====== Input ======

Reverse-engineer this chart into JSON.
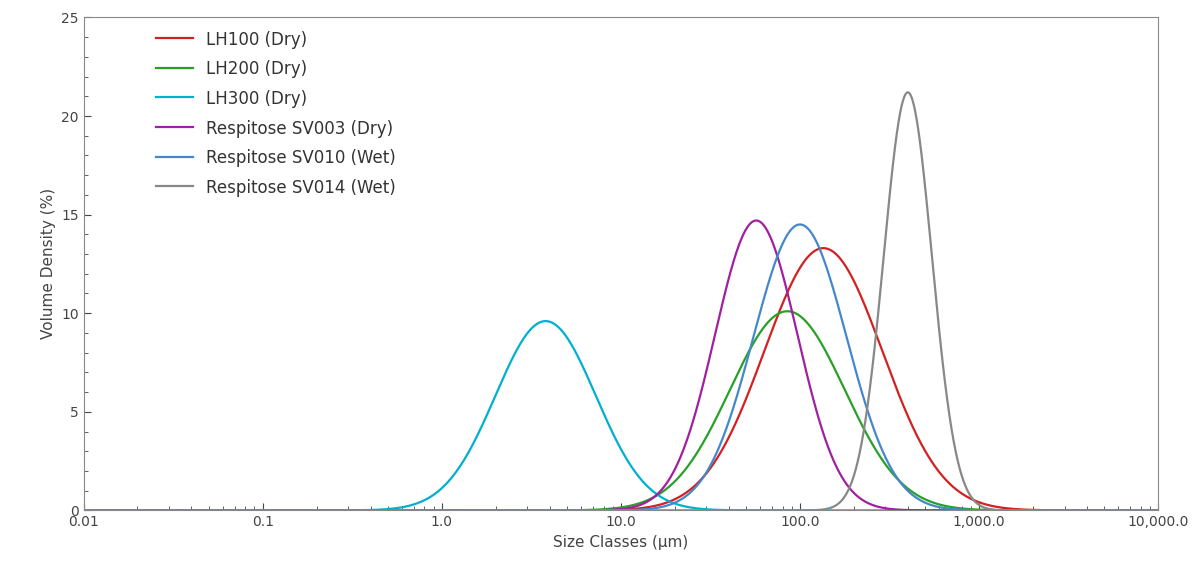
{
  "title": "",
  "xlabel": "Size Classes (μm)",
  "ylabel": "Volume Density (%)",
  "xlim_log": [
    0.01,
    10000.0
  ],
  "ylim": [
    0,
    25
  ],
  "yticks": [
    0,
    5,
    10,
    15,
    20,
    25
  ],
  "series": [
    {
      "label": "LH100 (Dry)",
      "color": "#d42020",
      "peak": 135,
      "sigma": 0.33,
      "amplitude": 13.3
    },
    {
      "label": "LH200 (Dry)",
      "color": "#28a028",
      "peak": 85,
      "sigma": 0.32,
      "amplitude": 10.1
    },
    {
      "label": "LH300 (Dry)",
      "color": "#00b0d0",
      "peak": 3.8,
      "sigma": 0.28,
      "amplitude": 9.6
    },
    {
      "label": "Respitose SV003 (Dry)",
      "color": "#a020a0",
      "peak": 57,
      "sigma": 0.23,
      "amplitude": 14.7
    },
    {
      "label": "Respitose SV010 (Wet)",
      "color": "#4488cc",
      "peak": 100,
      "sigma": 0.26,
      "amplitude": 14.5
    },
    {
      "label": "Respitose SV014 (Wet)",
      "color": "#888888",
      "peak": 400,
      "sigma": 0.135,
      "amplitude": 21.2
    }
  ],
  "legend_fontsize": 12,
  "axis_fontsize": 11,
  "tick_fontsize": 10,
  "linewidth": 1.6,
  "background_color": "#ffffff"
}
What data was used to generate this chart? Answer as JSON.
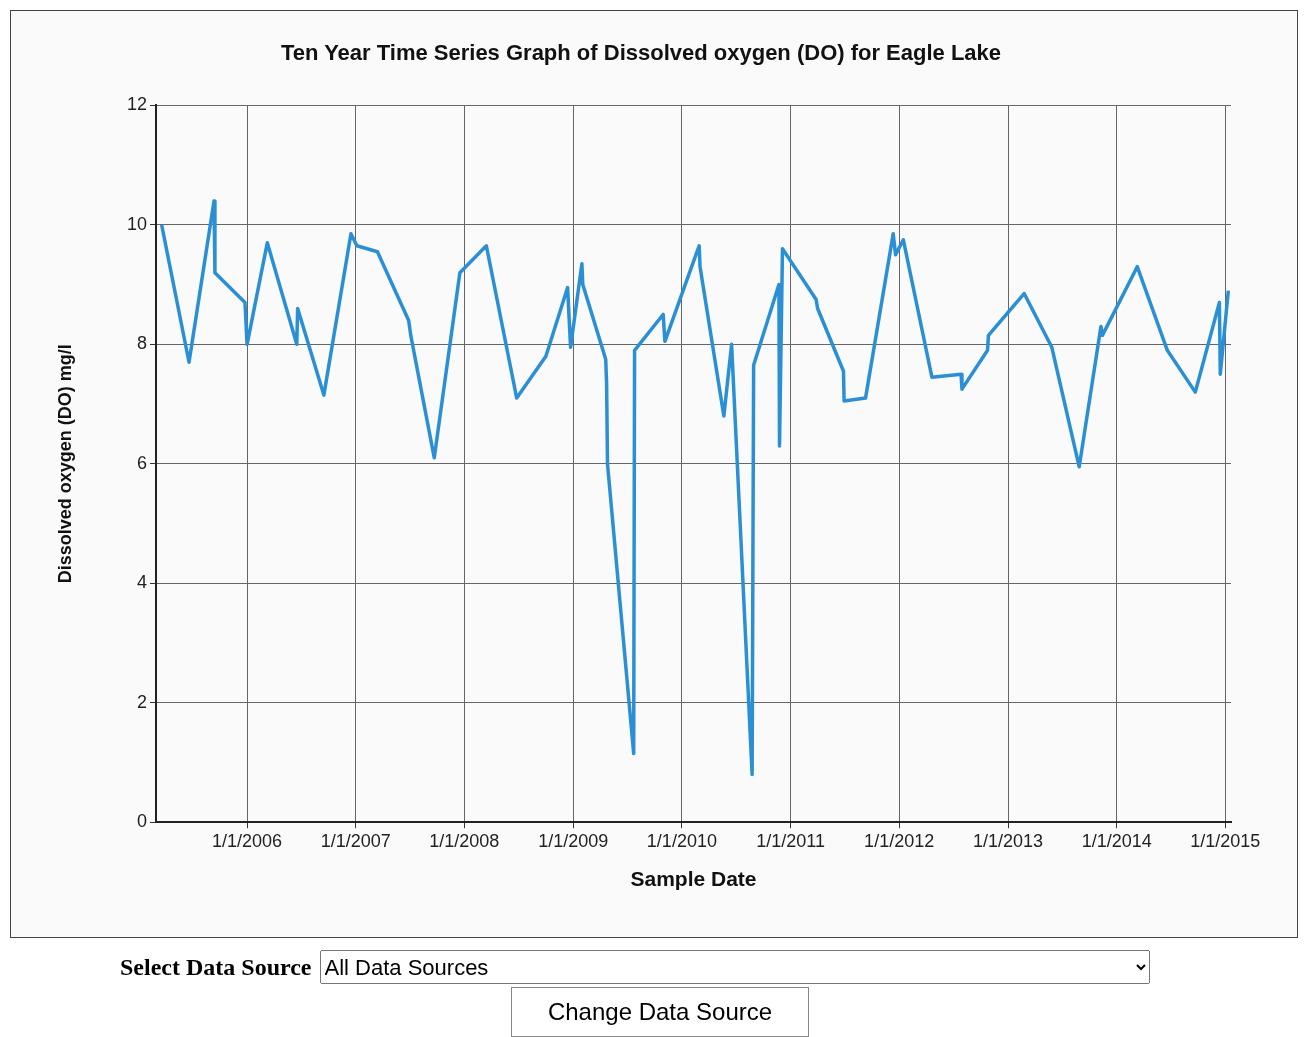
{
  "chart_data": {
    "type": "line",
    "title": "Ten Year Time Series Graph of Dissolved oxygen (DO) for Eagle Lake",
    "xlabel": "Sample Date",
    "ylabel": "Dissolved oxygen (DO) mg/l",
    "x": [
      "2005-03-20",
      "2005-06-20",
      "2005-09-12",
      "2005-09-15",
      "2005-12-25",
      "2006-01-01",
      "2006-03-10",
      "2006-06-17",
      "2006-06-20",
      "2006-09-16",
      "2006-12-16",
      "2007-01-05",
      "2007-03-15",
      "2007-06-28",
      "2007-07-05",
      "2007-09-22",
      "2007-12-17",
      "2008-03-15",
      "2008-06-25",
      "2008-10-01",
      "2008-12-13",
      "2008-12-23",
      "2009-01-30",
      "2009-02-02",
      "2009-04-20",
      "2009-04-23",
      "2009-04-26",
      "2009-07-23",
      "2009-07-26",
      "2009-10-30",
      "2009-11-05",
      "2010-02-28",
      "2010-03-03",
      "2010-05-22",
      "2010-06-17",
      "2010-08-25",
      "2010-08-30",
      "2010-11-23",
      "2010-11-25",
      "2010-12-05",
      "2011-03-28",
      "2011-04-02",
      "2011-06-28",
      "2011-06-30",
      "2011-09-10",
      "2011-12-12",
      "2011-12-20",
      "2012-01-15",
      "2012-04-20",
      "2012-07-27",
      "2012-07-30",
      "2012-10-24",
      "2012-10-27",
      "2013-02-24",
      "2013-05-28",
      "2013-08-28",
      "2013-11-09",
      "2013-11-14",
      "2014-03-11",
      "2014-06-20",
      "2014-09-22",
      "2014-12-12",
      "2014-12-15",
      "2015-01-11"
    ],
    "series": [
      {
        "color": "#2b8fd6",
        "values": [
          10.0,
          7.7,
          10.4,
          9.2,
          8.7,
          8.0,
          9.7,
          8.0,
          8.6,
          7.15,
          9.85,
          9.65,
          9.55,
          8.4,
          8.15,
          6.1,
          9.2,
          9.65,
          7.1,
          7.8,
          8.95,
          7.95,
          9.35,
          9.0,
          7.75,
          7.35,
          6.0,
          1.15,
          7.9,
          8.5,
          8.05,
          9.65,
          9.3,
          6.8,
          8.0,
          0.8,
          7.65,
          9.0,
          6.3,
          9.6,
          8.75,
          8.6,
          7.55,
          7.05,
          7.1,
          9.85,
          9.5,
          9.75,
          7.45,
          7.5,
          7.25,
          7.9,
          8.15,
          8.85,
          7.95,
          5.95,
          8.3,
          8.15,
          9.3,
          7.9,
          7.2,
          8.7,
          7.5,
          8.9
        ]
      }
    ],
    "xlim": [
      "2005-03-01",
      "2015-01-20"
    ],
    "xticks": [
      {
        "value": "2006-01-01",
        "label": "1/1/2006"
      },
      {
        "value": "2007-01-01",
        "label": "1/1/2007"
      },
      {
        "value": "2008-01-01",
        "label": "1/1/2008"
      },
      {
        "value": "2009-01-01",
        "label": "1/1/2009"
      },
      {
        "value": "2010-01-01",
        "label": "1/1/2010"
      },
      {
        "value": "2011-01-01",
        "label": "1/1/2011"
      },
      {
        "value": "2012-01-01",
        "label": "1/1/2012"
      },
      {
        "value": "2013-01-01",
        "label": "1/1/2013"
      },
      {
        "value": "2014-01-01",
        "label": "1/1/2014"
      },
      {
        "value": "2015-01-01",
        "label": "1/1/2015"
      }
    ],
    "ylim": [
      0,
      12
    ],
    "yticks": [
      0,
      2,
      4,
      6,
      8,
      10,
      12
    ],
    "grid": true,
    "legend": false,
    "marker": "none",
    "line_style": "solid",
    "annotations": [
      "Select Data Source",
      "All Data Sources",
      "Change Data Source"
    ]
  }
}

======

**Directions for this task**.
From the entries above, copy every line containing the word "amplitude".

**Result for this exercise**.
      "amplitude": 13.3
      "amplitude": 10.1
      "amplitude": 9.6
      "amplitude": 14.7
      "amplitude": 14.5
      "amplitude": 21.2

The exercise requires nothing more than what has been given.